### Exercise instructions
Gather, from the listing beneath this task, every line holding the string "John".

▶

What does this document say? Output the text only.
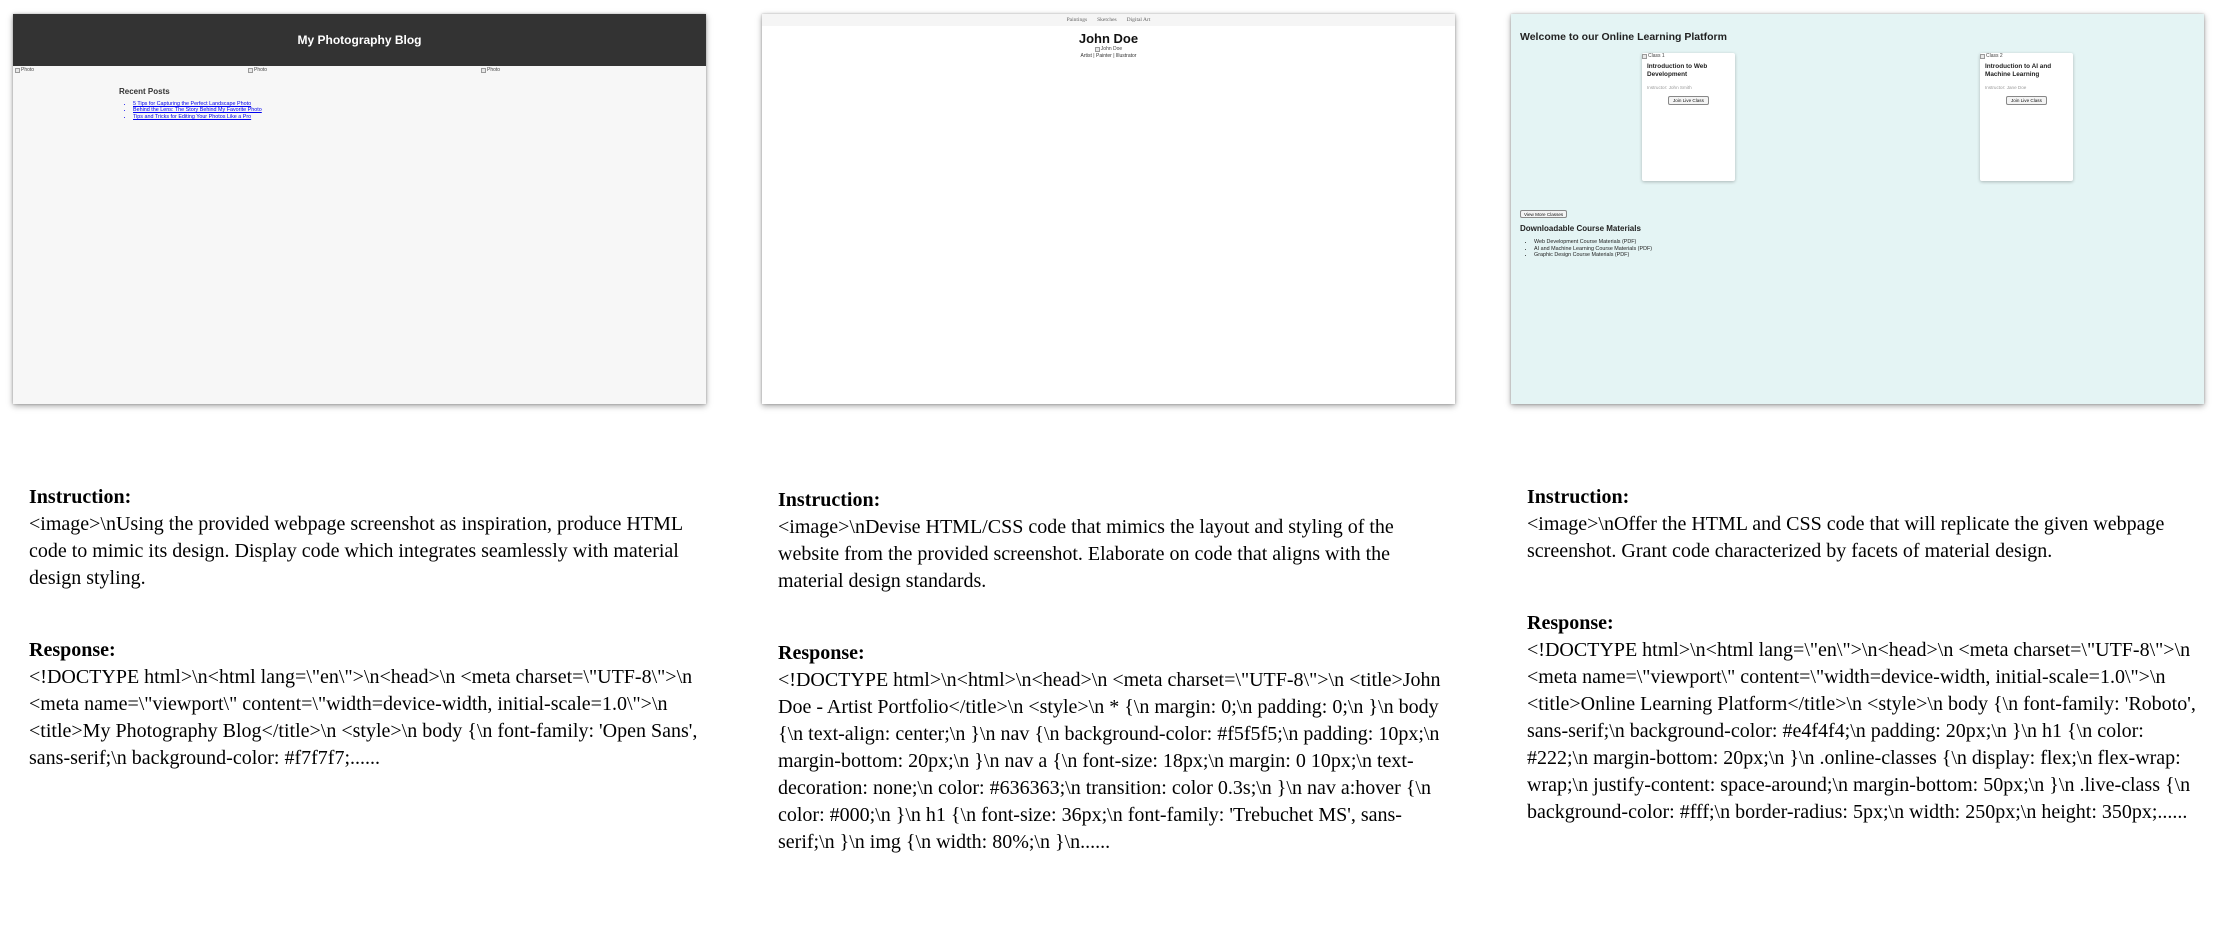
My Photography Blog
Photo	Photo	Photo
Recent Posts
• 5 Tips for Capturing the Perfect Landscape Photo
• Behind the Lens: The Story Behind My Favorite Photo
• Tips and Tricks for Editing Your Photos Like a Pro
Paintings Sketches Digital Art
John Doe
John Doe
Artist | Painter | Illustrator
Welcome to our Online Learning Platform
Class 1
Introduction to Web Development
Instructor: John Smith
Join Live Class
Class 2
Introduction to AI and Machine Learning
Instructor: Jane Doe
Join Live Class
View More Classes
Downloadable Course Materials
• Web Development Course Materials (PDF)
• AI and Machine Learning Course Materials (PDF)
• Graphic Design Course Materials (PDF)
Instruction:
<image>\nUsing the provided webpage screenshot as inspiration, produce HTML code to mimic its design. Display code which integrates seamlessly with material design styling.
Response:
<!DOCTYPE html>\n<html lang=\"en\">\n<head>\n <meta charset=\"UTF-8\">\n <meta name=\"viewport\" content=\"width=device-width, initial-scale=1.0\">\n <title>My Photography Blog</title>\n <style>\n body {\n font-family: 'Open Sans', sans-serif;\n background-color: #f7f7f7;......
Instruction:
<image>\nDevise HTML/CSS code that mimics the layout and styling of the website from the provided screenshot. Elaborate on code that aligns with the material design standards.
Response:
<!DOCTYPE html>\n<html>\n<head>\n <meta charset=\"UTF-8\">\n <title>John Doe - Artist Portfolio</title>\n <style>\n * {\n margin: 0;\n padding: 0;\n }\n body {\n text-align: center;\n }\n nav {\n background-color: #f5f5f5;\n padding: 10px;\n margin-bottom: 20px;\n }\n nav a {\n font-size: 18px;\n margin: 0 10px;\n text-decoration: none;\n color: #636363;\n transition: color 0.3s;\n }\n nav a:hover {\n color: #000;\n }\n h1 {\n font-size: 36px;\n font-family: 'Trebuchet MS', sans-serif;\n }\n img {\n width: 80%;\n }\n......
Instruction:
<image>\nOffer the HTML and CSS code that will replicate the given webpage screenshot. Grant code characterized by facets of material design.
Response:
<!DOCTYPE html>\n<html lang=\"en\">\n<head>\n <meta charset=\"UTF-8\">\n <meta name=\"viewport\" content=\"width=device-width, initial-scale=1.0\">\n <title>Online Learning Platform</title>\n <style>\n body {\n font-family: 'Roboto', sans-serif;\n background-color: #e4f4f4;\n padding: 20px;\n }\n h1 {\n color: #222;\n margin-bottom: 20px;\n }\n .online-classes {\n display: flex;\n flex-wrap: wrap;\n justify-content: space-around;\n margin-bottom: 50px;\n }\n .live-class {\n background-color: #fff;\n border-radius: 5px;\n width: 250px;\n height: 350px;......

◀

### Result for this task
John Doe
John Doe
Instructor: John Smith
<!DOCTYPE html>\n<html>\n<head>\n <meta charset=\"UTF-8\">\n <title>John Doe - Artist Portfolio</title>\n <style>\n * {\n margin: 0;\n padding: 0;\n }\n body {\n text-align: center;\n }\n nav {\n background-color: #f5f5f5;\n padding: 10px;\n margin-bottom: 20px;\n }\n nav a {\n font-size: 18px;\n margin: 0 10px;\n text-decoration: none;\n color: #636363;\n transition: color 0.3s;\n }\n nav a:hover {\n color: #000;\n }\n h1 {\n font-size: 36px;\n font-family: 'Trebuchet MS', sans-serif;\n }\n img {\n width: 80%;\n }\n......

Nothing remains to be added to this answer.